Input records start

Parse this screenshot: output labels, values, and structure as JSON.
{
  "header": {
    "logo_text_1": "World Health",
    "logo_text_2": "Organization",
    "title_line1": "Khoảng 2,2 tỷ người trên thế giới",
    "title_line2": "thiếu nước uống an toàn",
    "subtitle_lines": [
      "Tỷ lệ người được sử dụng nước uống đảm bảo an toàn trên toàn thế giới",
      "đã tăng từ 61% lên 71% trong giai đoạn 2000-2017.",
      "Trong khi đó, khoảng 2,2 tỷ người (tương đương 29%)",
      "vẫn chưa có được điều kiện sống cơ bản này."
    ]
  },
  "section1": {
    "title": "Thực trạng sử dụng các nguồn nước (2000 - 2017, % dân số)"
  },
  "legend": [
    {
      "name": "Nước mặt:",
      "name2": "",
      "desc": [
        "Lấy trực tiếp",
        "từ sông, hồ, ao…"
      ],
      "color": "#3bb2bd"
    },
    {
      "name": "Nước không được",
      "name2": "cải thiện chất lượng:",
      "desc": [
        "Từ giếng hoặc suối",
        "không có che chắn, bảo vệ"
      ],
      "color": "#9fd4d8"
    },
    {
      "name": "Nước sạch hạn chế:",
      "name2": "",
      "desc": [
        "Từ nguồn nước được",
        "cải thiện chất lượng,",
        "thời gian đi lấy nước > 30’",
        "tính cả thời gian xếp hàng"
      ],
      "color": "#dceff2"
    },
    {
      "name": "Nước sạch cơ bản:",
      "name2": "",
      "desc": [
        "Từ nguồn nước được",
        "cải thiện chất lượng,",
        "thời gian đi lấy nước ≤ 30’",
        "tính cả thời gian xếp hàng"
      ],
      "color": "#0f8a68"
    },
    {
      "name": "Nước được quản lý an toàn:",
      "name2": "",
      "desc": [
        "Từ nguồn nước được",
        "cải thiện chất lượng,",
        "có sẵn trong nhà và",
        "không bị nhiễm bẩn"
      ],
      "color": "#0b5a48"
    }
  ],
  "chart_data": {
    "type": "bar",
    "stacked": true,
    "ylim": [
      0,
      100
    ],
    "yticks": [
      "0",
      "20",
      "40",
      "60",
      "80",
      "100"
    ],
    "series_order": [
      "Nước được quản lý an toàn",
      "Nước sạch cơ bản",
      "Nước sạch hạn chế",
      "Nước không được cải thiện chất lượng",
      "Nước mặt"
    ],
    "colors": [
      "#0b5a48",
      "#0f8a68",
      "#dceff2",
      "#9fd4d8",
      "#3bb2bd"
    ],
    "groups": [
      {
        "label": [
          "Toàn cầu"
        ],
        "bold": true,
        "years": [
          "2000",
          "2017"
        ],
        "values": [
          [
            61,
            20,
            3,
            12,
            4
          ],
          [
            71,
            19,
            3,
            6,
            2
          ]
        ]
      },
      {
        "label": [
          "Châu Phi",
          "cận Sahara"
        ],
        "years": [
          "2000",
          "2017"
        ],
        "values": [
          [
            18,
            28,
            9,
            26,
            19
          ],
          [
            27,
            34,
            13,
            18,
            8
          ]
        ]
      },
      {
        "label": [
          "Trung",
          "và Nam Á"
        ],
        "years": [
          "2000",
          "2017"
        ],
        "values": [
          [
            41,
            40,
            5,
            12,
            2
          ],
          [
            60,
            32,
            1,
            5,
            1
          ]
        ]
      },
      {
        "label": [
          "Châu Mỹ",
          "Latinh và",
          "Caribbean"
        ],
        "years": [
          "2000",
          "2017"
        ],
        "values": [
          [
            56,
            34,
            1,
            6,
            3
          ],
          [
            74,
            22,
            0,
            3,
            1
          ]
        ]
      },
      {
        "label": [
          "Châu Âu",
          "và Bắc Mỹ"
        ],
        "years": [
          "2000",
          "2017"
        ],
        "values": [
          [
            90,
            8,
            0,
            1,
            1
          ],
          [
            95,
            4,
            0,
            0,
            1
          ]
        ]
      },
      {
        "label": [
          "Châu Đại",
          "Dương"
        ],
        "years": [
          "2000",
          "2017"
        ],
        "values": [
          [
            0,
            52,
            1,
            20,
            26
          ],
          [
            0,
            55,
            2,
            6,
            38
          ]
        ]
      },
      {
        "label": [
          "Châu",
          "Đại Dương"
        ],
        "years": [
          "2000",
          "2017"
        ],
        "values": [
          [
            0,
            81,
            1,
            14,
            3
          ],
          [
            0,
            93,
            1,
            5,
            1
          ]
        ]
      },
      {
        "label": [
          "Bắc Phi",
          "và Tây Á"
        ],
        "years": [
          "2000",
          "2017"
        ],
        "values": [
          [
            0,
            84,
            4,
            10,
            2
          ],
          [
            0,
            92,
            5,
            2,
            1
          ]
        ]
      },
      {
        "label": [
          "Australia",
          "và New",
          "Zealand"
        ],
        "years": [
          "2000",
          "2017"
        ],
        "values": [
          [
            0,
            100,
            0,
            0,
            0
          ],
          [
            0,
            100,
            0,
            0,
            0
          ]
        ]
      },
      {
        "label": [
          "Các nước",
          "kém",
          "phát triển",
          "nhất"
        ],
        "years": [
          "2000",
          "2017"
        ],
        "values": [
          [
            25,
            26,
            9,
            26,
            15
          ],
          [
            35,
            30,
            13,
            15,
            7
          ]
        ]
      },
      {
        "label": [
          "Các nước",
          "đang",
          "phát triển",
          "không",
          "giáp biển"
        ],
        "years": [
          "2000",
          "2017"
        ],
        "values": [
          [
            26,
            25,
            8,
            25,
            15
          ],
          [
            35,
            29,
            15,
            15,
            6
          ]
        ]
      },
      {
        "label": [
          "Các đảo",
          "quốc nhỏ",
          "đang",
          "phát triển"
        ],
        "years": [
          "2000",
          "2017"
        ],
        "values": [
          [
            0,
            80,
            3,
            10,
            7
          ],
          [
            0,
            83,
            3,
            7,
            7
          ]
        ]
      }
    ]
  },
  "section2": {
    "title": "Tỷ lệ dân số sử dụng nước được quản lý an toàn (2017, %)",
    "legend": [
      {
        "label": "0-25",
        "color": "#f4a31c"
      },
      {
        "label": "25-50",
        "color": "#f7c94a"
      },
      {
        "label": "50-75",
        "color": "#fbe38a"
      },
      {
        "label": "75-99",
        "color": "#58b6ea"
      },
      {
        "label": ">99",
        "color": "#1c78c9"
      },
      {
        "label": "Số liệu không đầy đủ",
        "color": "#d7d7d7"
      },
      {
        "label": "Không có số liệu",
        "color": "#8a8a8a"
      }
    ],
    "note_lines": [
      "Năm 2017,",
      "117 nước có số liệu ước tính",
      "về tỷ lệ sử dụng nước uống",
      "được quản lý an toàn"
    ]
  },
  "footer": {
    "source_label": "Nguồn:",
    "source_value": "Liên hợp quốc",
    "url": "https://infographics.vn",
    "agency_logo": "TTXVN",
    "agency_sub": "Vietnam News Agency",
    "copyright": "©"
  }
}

Input records end

Problem to work on:
All the data must be duplicated exactly, with nothing added or removed.

Solution to the problem:
Parse this screenshot: output labels, values, and structure as JSON.
{
  "header": {
    "logo_text_1": "World Health",
    "logo_text_2": "Organization",
    "title_line1": "Khoảng 2,2 tỷ người trên thế giới",
    "title_line2": "thiếu nước uống an toàn",
    "subtitle_lines": [
      "Tỷ lệ người được sử dụng nước uống đảm bảo an toàn trên toàn thế giới",
      "đã tăng từ 61% lên 71% trong giai đoạn 2000-2017.",
      "Trong khi đó, khoảng 2,2 tỷ người (tương đương 29%)",
      "vẫn chưa có được điều kiện sống cơ bản này."
    ]
  },
  "section1": {
    "title": "Thực trạng sử dụng các nguồn nước (2000 - 2017, % dân số)"
  },
  "legend": [
    {
      "name": "Nước mặt:",
      "name2": "",
      "desc": [
        "Lấy trực tiếp",
        "từ sông, hồ, ao…"
      ],
      "color": "#3bb2bd"
    },
    {
      "name": "Nước không được",
      "name2": "cải thiện chất lượng:",
      "desc": [
        "Từ giếng hoặc suối",
        "không có che chắn, bảo vệ"
      ],
      "color": "#9fd4d8"
    },
    {
      "name": "Nước sạch hạn chế:",
      "name2": "",
      "desc": [
        "Từ nguồn nước được",
        "cải thiện chất lượng,",
        "thời gian đi lấy nước > 30’",
        "tính cả thời gian xếp hàng"
      ],
      "color": "#dceff2"
    },
    {
      "name": "Nước sạch cơ bản:",
      "name2": "",
      "desc": [
        "Từ nguồn nước được",
        "cải thiện chất lượng,",
        "thời gian đi lấy nước ≤ 30’",
        "tính cả thời gian xếp hàng"
      ],
      "color": "#0f8a68"
    },
    {
      "name": "Nước được quản lý an toàn:",
      "name2": "",
      "desc": [
        "Từ nguồn nước được",
        "cải thiện chất lượng,",
        "có sẵn trong nhà và",
        "không bị nhiễm bẩn"
      ],
      "color": "#0b5a48"
    }
  ],
  "chart_data": {
    "type": "bar",
    "stacked": true,
    "ylim": [
      0,
      100
    ],
    "yticks": [
      "0",
      "20",
      "40",
      "60",
      "80",
      "100"
    ],
    "series_order": [
      "Nước được quản lý an toàn",
      "Nước sạch cơ bản",
      "Nước sạch hạn chế",
      "Nước không được cải thiện chất lượng",
      "Nước mặt"
    ],
    "colors": [
      "#0b5a48",
      "#0f8a68",
      "#dceff2",
      "#9fd4d8",
      "#3bb2bd"
    ],
    "groups": [
      {
        "label": [
          "Toàn cầu"
        ],
        "bold": true,
        "years": [
          "2000",
          "2017"
        ],
        "values": [
          [
            61,
            20,
            3,
            12,
            4
          ],
          [
            71,
            19,
            3,
            6,
            2
          ]
        ]
      },
      {
        "label": [
          "Châu Phi",
          "cận Sahara"
        ],
        "years": [
          "2000",
          "2017"
        ],
        "values": [
          [
            18,
            28,
            9,
            26,
            19
          ],
          [
            27,
            34,
            13,
            18,
            8
          ]
        ]
      },
      {
        "label": [
          "Trung",
          "và Nam Á"
        ],
        "years": [
          "2000",
          "2017"
        ],
        "values": [
          [
            41,
            40,
            5,
            12,
            2
          ],
          [
            60,
            32,
            1,
            5,
            1
          ]
        ]
      },
      {
        "label": [
          "Châu Mỹ",
          "Latinh và",
          "Caribbean"
        ],
        "years": [
          "2000",
          "2017"
        ],
        "values": [
          [
            56,
            34,
            1,
            6,
            3
          ],
          [
            74,
            22,
            0,
            3,
            1
          ]
        ]
      },
      {
        "label": [
          "Châu Âu",
          "và Bắc Mỹ"
        ],
        "years": [
          "2000",
          "2017"
        ],
        "values": [
          [
            90,
            8,
            0,
            1,
            1
          ],
          [
            95,
            4,
            0,
            0,
            1
          ]
        ]
      },
      {
        "label": [
          "Châu Đại",
          "Dương"
        ],
        "years": [
          "2000",
          "2017"
        ],
        "values": [
          [
            0,
            52,
            1,
            20,
            26
          ],
          [
            0,
            55,
            2,
            6,
            38
          ]
        ]
      },
      {
        "label": [
          "Châu",
          "Đại Dương"
        ],
        "years": [
          "2000",
          "2017"
        ],
        "values": [
          [
            0,
            81,
            1,
            14,
            3
          ],
          [
            0,
            93,
            1,
            5,
            1
          ]
        ]
      },
      {
        "label": [
          "Bắc Phi",
          "và Tây Á"
        ],
        "years": [
          "2000",
          "2017"
        ],
        "values": [
          [
            0,
            84,
            4,
            10,
            2
          ],
          [
            0,
            92,
            5,
            2,
            1
          ]
        ]
      },
      {
        "label": [
          "Australia",
          "và New",
          "Zealand"
        ],
        "years": [
          "2000",
          "2017"
        ],
        "values": [
          [
            0,
            100,
            0,
            0,
            0
          ],
          [
            0,
            100,
            0,
            0,
            0
          ]
        ]
      },
      {
        "label": [
          "Các nước",
          "kém",
          "phát triển",
          "nhất"
        ],
        "years": [
          "2000",
          "2017"
        ],
        "values": [
          [
            25,
            26,
            9,
            26,
            15
          ],
          [
            35,
            30,
            13,
            15,
            7
          ]
        ]
      },
      {
        "label": [
          "Các nước",
          "đang",
          "phát triển",
          "không",
          "giáp biển"
        ],
        "years": [
          "2000",
          "2017"
        ],
        "values": [
          [
            26,
            25,
            8,
            25,
            15
          ],
          [
            35,
            29,
            15,
            15,
            6
          ]
        ]
      },
      {
        "label": [
          "Các đảo",
          "quốc nhỏ",
          "đang",
          "phát triển"
        ],
        "years": [
          "2000",
          "2017"
        ],
        "values": [
          [
            0,
            80,
            3,
            10,
            7
          ],
          [
            0,
            83,
            3,
            7,
            7
          ]
        ]
      }
    ]
  },
  "section2": {
    "title": "Tỷ lệ dân số sử dụng nước được quản lý an toàn (2017, %)",
    "legend": [
      {
        "label": "0-25",
        "color": "#f4a31c"
      },
      {
        "label": "25-50",
        "color": "#f7c94a"
      },
      {
        "label": "50-75",
        "color": "#fbe38a"
      },
      {
        "label": "75-99",
        "color": "#58b6ea"
      },
      {
        "label": ">99",
        "color": "#1c78c9"
      },
      {
        "label": "Số liệu không đầy đủ",
        "color": "#d7d7d7"
      },
      {
        "label": "Không có số liệu",
        "color": "#8a8a8a"
      }
    ],
    "note_lines": [
      "Năm 2017,",
      "117 nước có số liệu ước tính",
      "về tỷ lệ sử dụng nước uống",
      "được quản lý an toàn"
    ]
  },
  "footer": {
    "source_label": "Nguồn:",
    "source_value": "Liên hợp quốc",
    "url": "https://infographics.vn",
    "agency_logo": "TTXVN",
    "agency_sub": "Vietnam News Agency",
    "copyright": "©"
  }
}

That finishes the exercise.